-- Problem to solve --
Please reproduce every record, keeping each one exactly as written.

* BEGIN *

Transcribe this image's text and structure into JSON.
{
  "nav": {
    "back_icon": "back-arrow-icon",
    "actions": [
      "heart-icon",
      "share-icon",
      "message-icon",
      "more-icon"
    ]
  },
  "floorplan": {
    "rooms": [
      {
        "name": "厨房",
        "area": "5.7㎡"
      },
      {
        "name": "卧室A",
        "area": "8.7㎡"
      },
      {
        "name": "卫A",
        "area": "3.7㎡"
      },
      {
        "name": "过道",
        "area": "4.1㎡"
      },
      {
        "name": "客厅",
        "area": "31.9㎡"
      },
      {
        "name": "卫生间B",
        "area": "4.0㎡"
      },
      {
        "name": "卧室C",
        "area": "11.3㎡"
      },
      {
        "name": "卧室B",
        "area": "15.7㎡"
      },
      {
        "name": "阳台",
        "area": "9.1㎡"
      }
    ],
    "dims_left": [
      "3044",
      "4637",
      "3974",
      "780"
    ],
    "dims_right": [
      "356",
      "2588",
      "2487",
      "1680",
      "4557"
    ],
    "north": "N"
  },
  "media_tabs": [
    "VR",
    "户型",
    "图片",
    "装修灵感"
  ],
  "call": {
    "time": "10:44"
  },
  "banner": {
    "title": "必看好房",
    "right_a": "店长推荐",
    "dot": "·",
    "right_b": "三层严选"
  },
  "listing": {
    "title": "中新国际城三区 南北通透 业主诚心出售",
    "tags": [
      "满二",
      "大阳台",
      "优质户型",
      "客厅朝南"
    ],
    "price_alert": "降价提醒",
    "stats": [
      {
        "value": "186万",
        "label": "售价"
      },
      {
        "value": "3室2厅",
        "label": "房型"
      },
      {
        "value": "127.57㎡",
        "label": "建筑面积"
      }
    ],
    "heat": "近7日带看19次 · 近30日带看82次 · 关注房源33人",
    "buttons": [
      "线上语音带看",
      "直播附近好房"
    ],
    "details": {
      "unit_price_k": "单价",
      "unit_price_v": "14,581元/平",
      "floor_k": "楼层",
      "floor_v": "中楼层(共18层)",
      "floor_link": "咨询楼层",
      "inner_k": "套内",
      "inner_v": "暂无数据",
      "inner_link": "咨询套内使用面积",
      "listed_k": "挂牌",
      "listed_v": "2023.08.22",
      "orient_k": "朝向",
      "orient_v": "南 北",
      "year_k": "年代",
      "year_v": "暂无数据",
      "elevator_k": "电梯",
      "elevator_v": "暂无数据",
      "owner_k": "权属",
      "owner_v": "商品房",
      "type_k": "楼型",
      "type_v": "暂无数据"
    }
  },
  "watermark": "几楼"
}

* END *

-- Answer to this task --
Transcribe this image's text and structure into JSON.
{
  "nav": {
    "back_icon": "back-arrow-icon",
    "actions": [
      "heart-icon",
      "share-icon",
      "message-icon",
      "more-icon"
    ]
  },
  "floorplan": {
    "rooms": [
      {
        "name": "厨房",
        "area": "5.7㎡"
      },
      {
        "name": "卧室A",
        "area": "8.7㎡"
      },
      {
        "name": "卫A",
        "area": "3.7㎡"
      },
      {
        "name": "过道",
        "area": "4.1㎡"
      },
      {
        "name": "客厅",
        "area": "31.9㎡"
      },
      {
        "name": "卫生间B",
        "area": "4.0㎡"
      },
      {
        "name": "卧室C",
        "area": "11.3㎡"
      },
      {
        "name": "卧室B",
        "area": "15.7㎡"
      },
      {
        "name": "阳台",
        "area": "9.1㎡"
      }
    ],
    "dims_left": [
      "3044",
      "4637",
      "3974",
      "780"
    ],
    "dims_right": [
      "356",
      "2588",
      "2487",
      "1680",
      "4557"
    ],
    "north": "N"
  },
  "media_tabs": [
    "VR",
    "户型",
    "图片",
    "装修灵感"
  ],
  "call": {
    "time": "10:44"
  },
  "banner": {
    "title": "必看好房",
    "right_a": "店长推荐",
    "dot": "·",
    "right_b": "三层严选"
  },
  "listing": {
    "title": "中新国际城三区 南北通透 业主诚心出售",
    "tags": [
      "满二",
      "大阳台",
      "优质户型",
      "客厅朝南"
    ],
    "price_alert": "降价提醒",
    "stats": [
      {
        "value": "186万",
        "label": "售价"
      },
      {
        "value": "3室2厅",
        "label": "房型"
      },
      {
        "value": "127.57㎡",
        "label": "建筑面积"
      }
    ],
    "heat": "近7日带看19次 · 近30日带看82次 · 关注房源33人",
    "buttons": [
      "线上语音带看",
      "直播附近好房"
    ],
    "details": {
      "unit_price_k": "单价",
      "unit_price_v": "14,581元/平",
      "floor_k": "楼层",
      "floor_v": "中楼层(共18层)",
      "floor_link": "咨询楼层",
      "inner_k": "套内",
      "inner_v": "暂无数据",
      "inner_link": "咨询套内使用面积",
      "listed_k": "挂牌",
      "listed_v": "2023.08.22",
      "orient_k": "朝向",
      "orient_v": "南 北",
      "year_k": "年代",
      "year_v": "暂无数据",
      "elevator_k": "电梯",
      "elevator_v": "暂无数据",
      "owner_k": "权属",
      "owner_v": "商品房",
      "type_k": "楼型",
      "type_v": "暂无数据"
    }
  },
  "watermark": "几楼"
}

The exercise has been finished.